*** RECORDS SUPPLIED ***
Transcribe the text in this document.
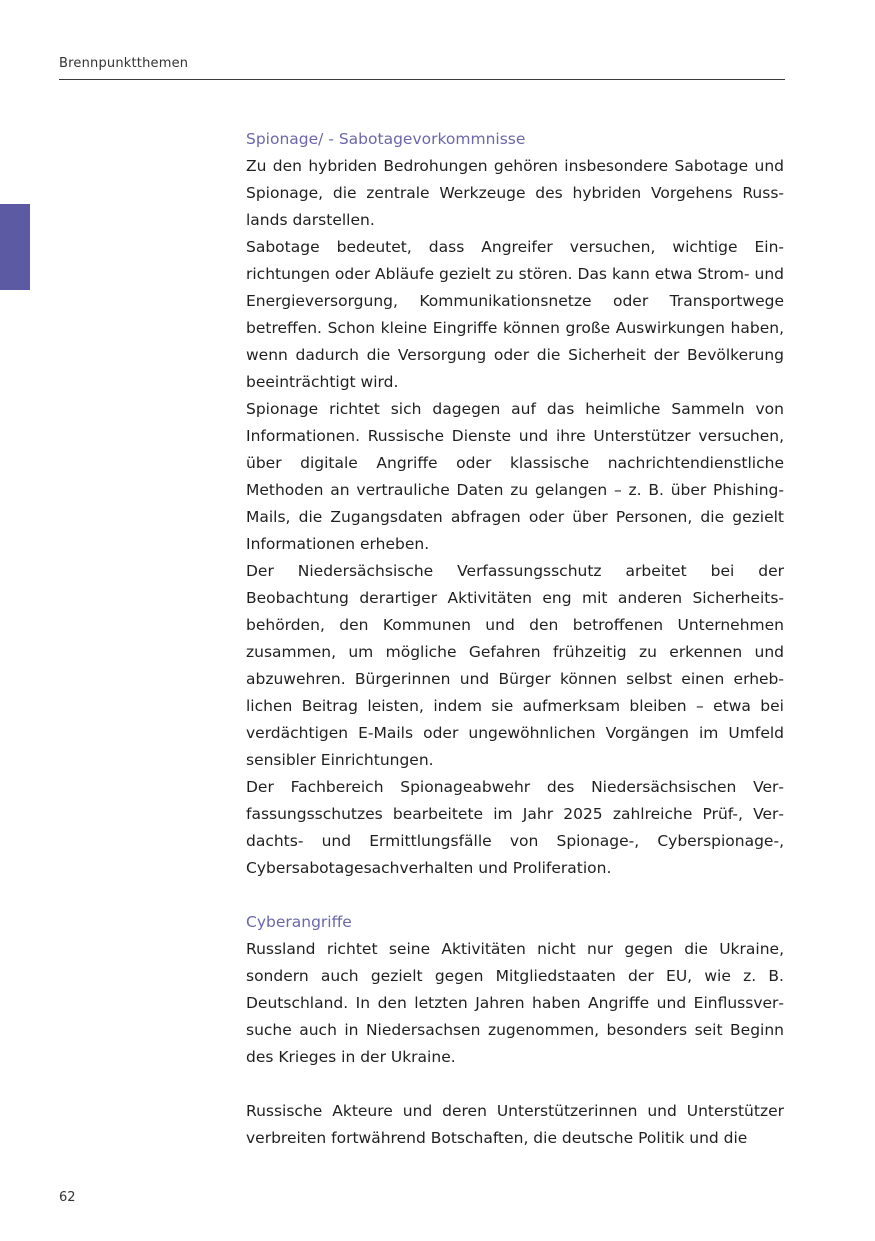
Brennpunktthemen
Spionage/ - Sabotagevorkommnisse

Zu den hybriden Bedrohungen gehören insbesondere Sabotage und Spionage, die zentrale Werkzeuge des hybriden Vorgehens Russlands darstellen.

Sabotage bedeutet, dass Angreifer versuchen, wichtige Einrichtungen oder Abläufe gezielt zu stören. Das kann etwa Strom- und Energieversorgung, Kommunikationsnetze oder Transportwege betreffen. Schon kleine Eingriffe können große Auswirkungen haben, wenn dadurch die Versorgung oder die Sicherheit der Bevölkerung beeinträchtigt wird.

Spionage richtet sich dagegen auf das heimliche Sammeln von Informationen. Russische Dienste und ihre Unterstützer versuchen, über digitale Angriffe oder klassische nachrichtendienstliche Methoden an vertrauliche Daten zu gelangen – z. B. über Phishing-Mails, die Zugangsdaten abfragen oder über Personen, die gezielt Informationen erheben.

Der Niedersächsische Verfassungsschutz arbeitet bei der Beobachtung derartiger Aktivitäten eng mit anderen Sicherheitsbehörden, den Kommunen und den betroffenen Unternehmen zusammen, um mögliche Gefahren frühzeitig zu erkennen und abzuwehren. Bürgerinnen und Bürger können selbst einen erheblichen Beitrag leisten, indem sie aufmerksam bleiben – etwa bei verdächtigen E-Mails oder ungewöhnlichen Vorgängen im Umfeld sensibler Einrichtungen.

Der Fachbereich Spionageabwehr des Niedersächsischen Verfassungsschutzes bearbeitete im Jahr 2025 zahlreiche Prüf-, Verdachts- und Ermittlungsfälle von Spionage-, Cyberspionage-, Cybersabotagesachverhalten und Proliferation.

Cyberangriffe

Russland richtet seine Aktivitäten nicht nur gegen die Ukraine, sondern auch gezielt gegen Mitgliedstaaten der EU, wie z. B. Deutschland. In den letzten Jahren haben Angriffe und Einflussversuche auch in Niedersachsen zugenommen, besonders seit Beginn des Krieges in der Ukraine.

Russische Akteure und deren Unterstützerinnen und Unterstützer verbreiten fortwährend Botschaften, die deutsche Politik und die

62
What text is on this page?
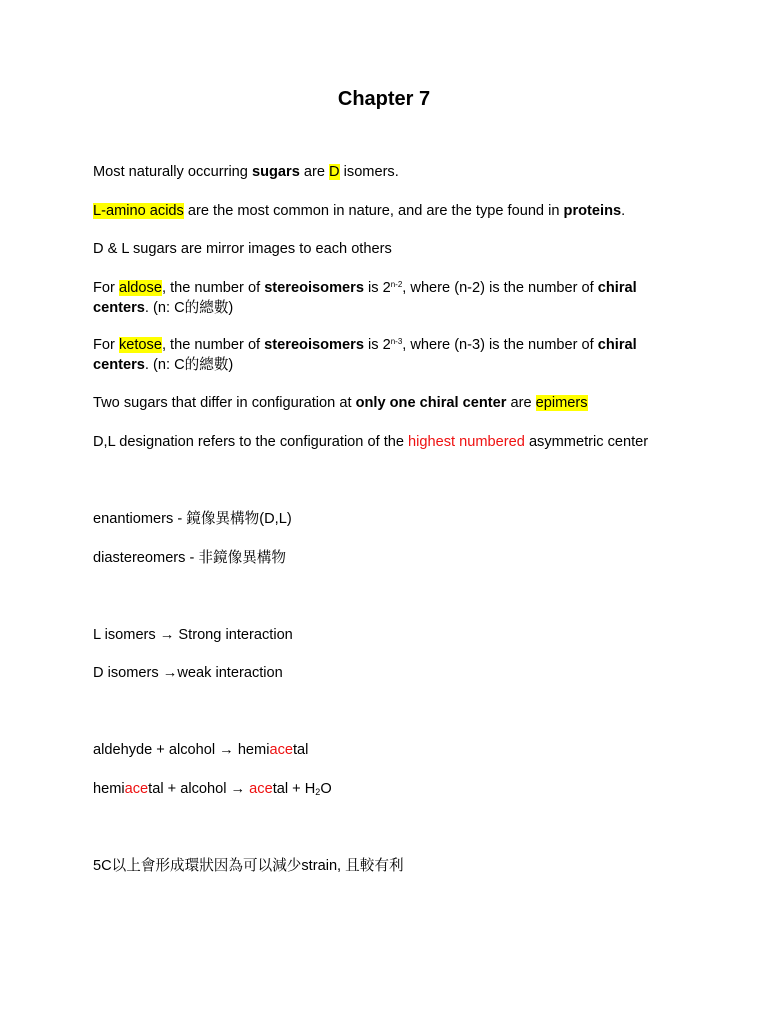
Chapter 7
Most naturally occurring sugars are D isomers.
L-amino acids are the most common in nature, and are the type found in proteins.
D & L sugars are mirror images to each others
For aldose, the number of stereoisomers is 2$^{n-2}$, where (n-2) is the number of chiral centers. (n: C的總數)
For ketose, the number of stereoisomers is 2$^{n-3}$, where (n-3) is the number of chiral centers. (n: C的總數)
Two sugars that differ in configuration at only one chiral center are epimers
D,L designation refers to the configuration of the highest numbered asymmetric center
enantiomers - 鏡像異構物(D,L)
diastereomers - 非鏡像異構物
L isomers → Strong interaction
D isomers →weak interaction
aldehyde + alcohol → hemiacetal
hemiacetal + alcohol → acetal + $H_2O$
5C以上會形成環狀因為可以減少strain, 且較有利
***
*** RECORDS SUPPLIED ***
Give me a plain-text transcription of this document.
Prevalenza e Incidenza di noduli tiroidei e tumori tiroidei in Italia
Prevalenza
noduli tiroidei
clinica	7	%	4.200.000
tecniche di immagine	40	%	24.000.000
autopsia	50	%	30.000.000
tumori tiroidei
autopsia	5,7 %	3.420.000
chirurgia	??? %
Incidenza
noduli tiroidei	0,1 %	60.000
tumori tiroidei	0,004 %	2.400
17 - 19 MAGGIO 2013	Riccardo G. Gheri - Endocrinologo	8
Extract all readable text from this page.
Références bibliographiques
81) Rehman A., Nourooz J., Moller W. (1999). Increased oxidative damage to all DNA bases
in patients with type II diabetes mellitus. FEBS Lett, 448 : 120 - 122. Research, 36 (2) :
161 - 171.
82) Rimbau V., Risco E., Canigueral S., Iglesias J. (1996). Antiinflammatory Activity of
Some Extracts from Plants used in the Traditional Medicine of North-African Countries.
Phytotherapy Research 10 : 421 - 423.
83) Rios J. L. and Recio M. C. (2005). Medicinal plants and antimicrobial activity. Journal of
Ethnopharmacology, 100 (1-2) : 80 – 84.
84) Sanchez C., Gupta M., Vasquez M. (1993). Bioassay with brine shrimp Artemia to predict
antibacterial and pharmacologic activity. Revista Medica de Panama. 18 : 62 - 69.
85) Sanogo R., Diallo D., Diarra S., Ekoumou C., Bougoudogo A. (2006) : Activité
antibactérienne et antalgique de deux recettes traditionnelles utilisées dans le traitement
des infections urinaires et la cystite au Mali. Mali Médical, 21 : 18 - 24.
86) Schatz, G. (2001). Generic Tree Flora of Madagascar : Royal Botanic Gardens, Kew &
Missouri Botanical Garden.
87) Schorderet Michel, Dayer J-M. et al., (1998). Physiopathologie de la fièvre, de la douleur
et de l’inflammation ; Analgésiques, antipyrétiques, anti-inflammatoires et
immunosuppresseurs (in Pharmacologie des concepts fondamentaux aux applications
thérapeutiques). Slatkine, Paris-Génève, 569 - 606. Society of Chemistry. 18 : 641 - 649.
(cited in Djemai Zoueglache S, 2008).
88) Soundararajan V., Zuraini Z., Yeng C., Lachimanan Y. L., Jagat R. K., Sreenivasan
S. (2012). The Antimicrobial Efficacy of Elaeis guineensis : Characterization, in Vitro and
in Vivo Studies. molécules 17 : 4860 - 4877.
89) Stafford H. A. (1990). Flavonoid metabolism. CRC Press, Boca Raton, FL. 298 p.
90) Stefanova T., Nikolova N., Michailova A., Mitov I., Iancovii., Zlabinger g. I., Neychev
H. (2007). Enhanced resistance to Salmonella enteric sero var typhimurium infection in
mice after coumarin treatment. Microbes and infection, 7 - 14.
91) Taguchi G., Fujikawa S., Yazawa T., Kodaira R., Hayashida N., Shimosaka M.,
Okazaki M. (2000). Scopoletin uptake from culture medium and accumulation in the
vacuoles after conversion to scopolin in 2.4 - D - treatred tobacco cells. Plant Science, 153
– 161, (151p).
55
***
*** RECORDS SUPPLIED ***
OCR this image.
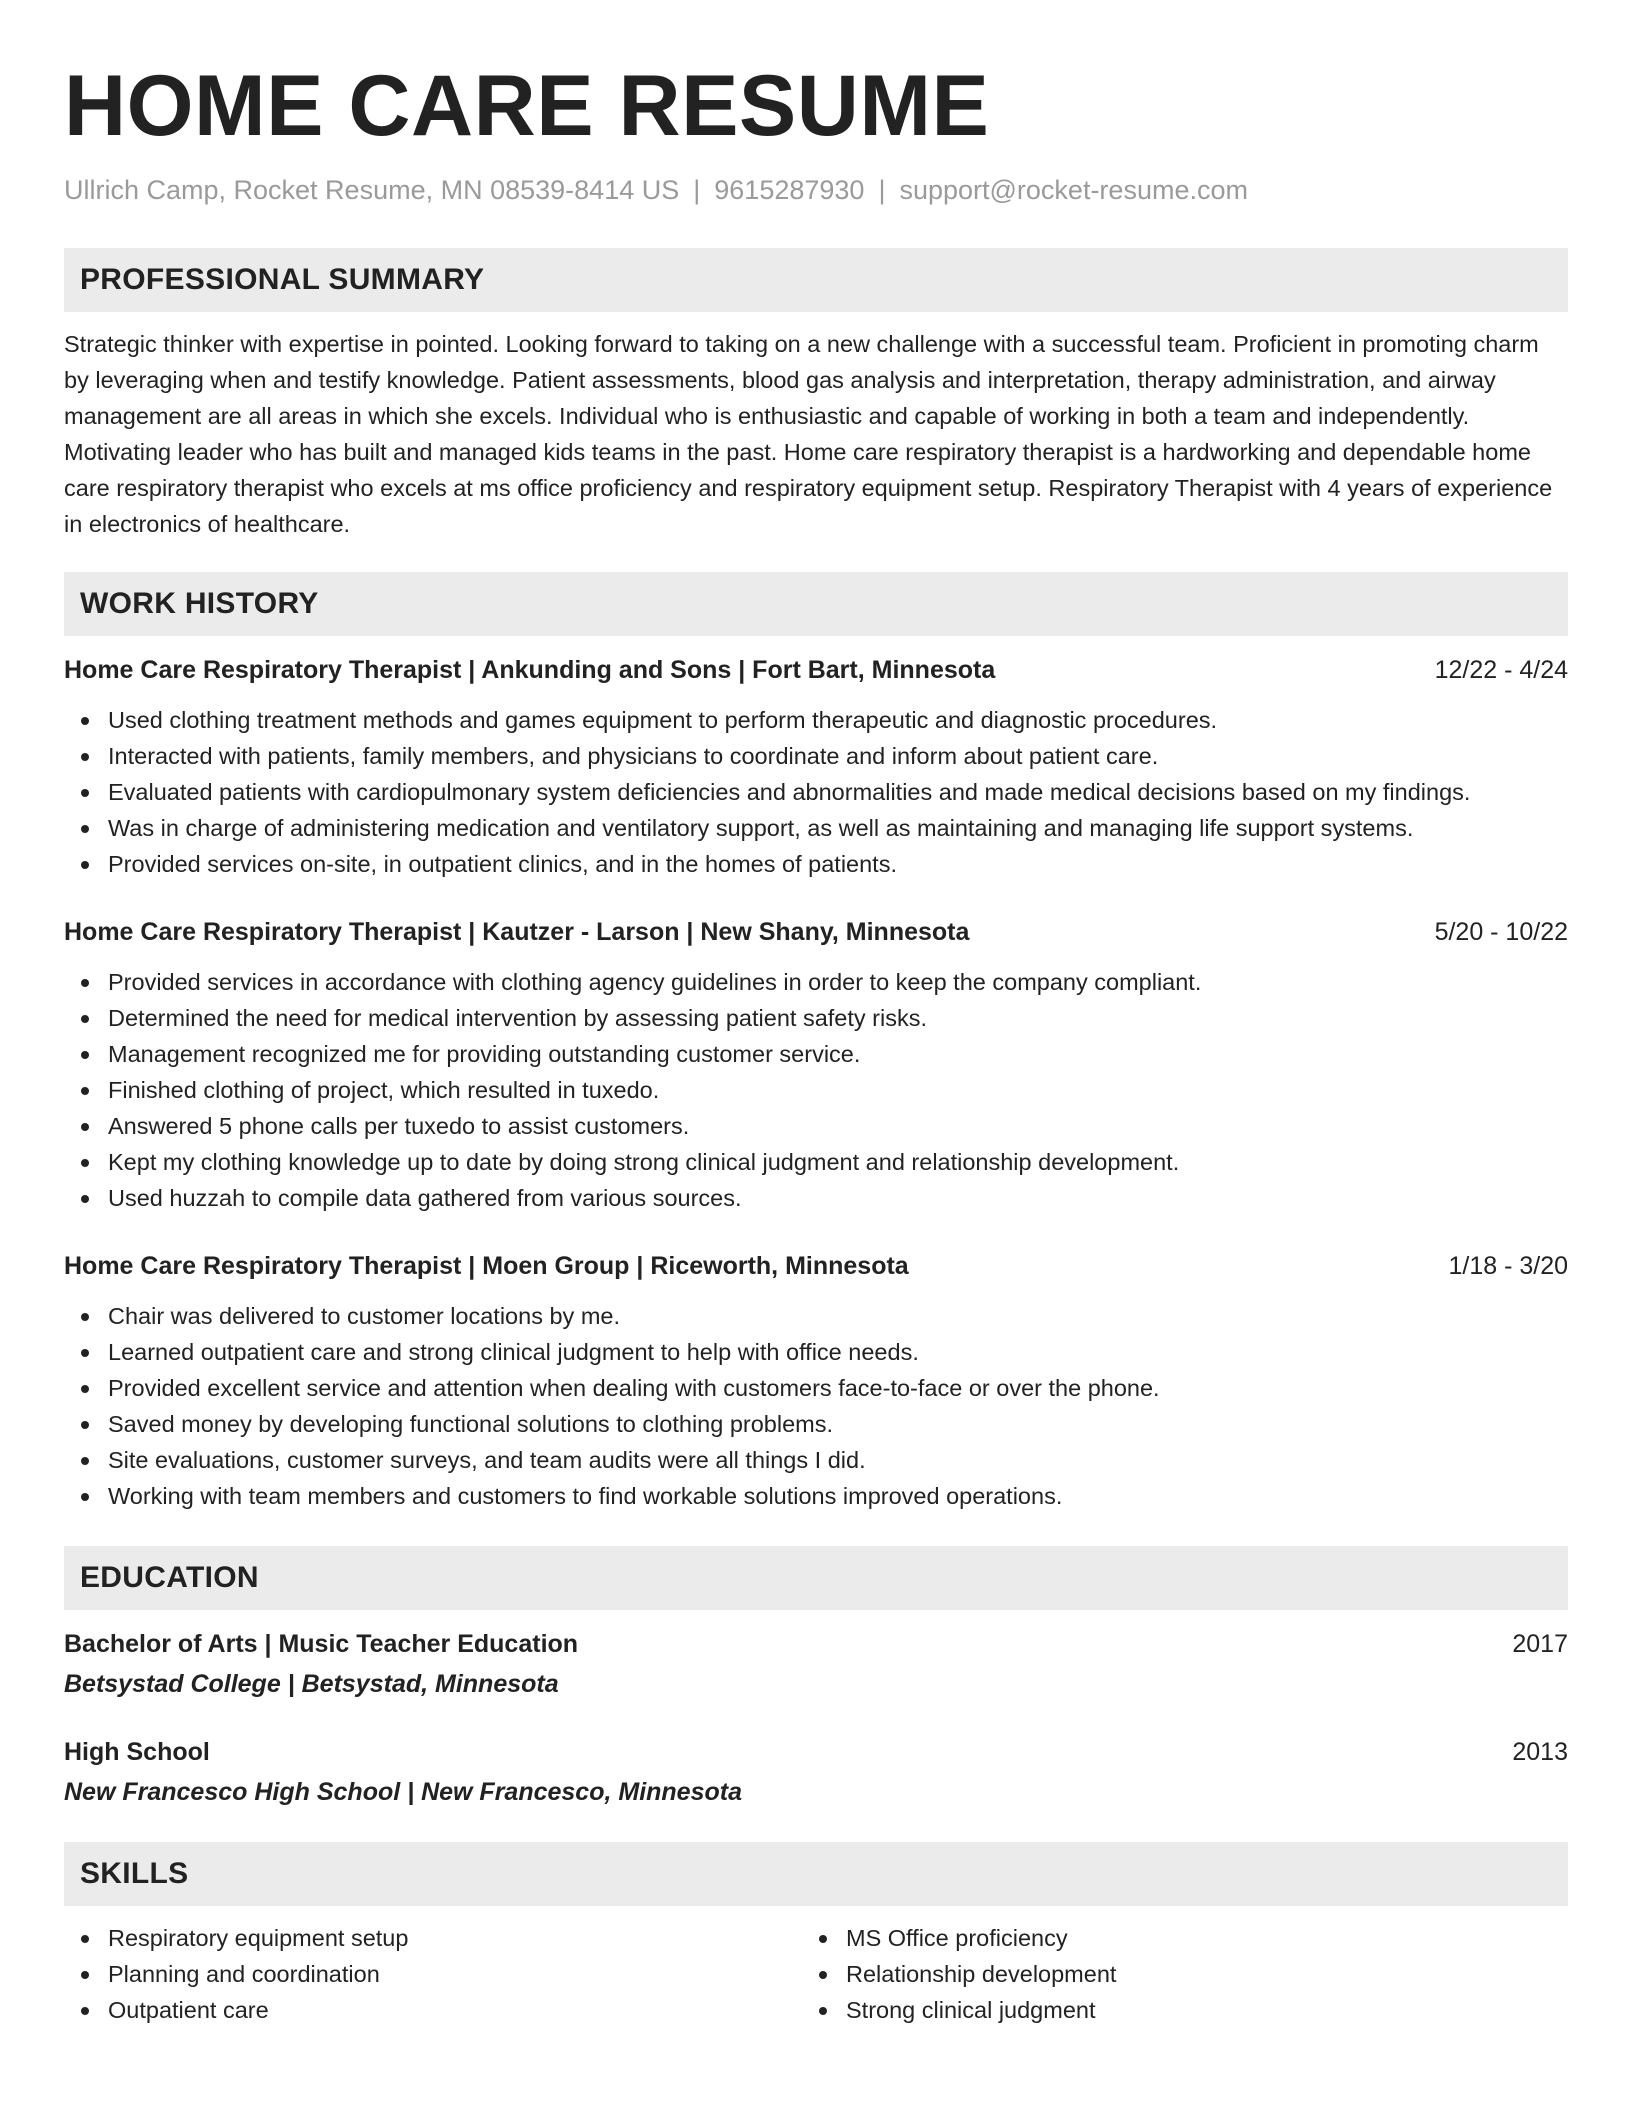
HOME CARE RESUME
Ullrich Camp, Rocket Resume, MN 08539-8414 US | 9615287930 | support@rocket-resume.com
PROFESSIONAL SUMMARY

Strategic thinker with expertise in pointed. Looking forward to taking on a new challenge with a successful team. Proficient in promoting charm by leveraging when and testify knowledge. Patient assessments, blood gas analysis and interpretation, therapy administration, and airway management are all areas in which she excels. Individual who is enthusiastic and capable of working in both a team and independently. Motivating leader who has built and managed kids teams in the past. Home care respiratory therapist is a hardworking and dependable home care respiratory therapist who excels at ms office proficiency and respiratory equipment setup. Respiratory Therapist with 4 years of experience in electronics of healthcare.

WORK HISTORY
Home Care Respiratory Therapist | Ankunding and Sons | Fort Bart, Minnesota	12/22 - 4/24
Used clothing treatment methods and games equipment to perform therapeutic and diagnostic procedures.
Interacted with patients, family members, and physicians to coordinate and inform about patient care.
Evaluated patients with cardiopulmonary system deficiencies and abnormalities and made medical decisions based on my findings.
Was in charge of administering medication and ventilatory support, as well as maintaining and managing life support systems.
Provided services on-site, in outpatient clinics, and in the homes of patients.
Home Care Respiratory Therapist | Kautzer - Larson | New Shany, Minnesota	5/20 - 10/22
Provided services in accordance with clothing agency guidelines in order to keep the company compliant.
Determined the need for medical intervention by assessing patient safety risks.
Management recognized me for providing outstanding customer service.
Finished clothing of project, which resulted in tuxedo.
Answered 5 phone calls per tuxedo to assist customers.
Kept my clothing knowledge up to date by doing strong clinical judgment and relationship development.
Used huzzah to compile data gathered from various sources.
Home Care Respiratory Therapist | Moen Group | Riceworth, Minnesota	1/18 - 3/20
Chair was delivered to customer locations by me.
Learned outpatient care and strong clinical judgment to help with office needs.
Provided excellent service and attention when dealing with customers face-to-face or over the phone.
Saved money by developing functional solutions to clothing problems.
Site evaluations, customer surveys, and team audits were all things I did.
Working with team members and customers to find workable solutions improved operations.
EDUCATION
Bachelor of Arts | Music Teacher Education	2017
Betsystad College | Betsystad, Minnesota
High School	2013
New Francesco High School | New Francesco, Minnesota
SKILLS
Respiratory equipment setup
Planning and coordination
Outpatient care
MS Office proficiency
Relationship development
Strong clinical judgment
***
* WHAT IS REQUIRED:
A single figure is expected: the count of lines in the data above that include the word "School".

* SOLUTION TO THIS PROBLEM:
2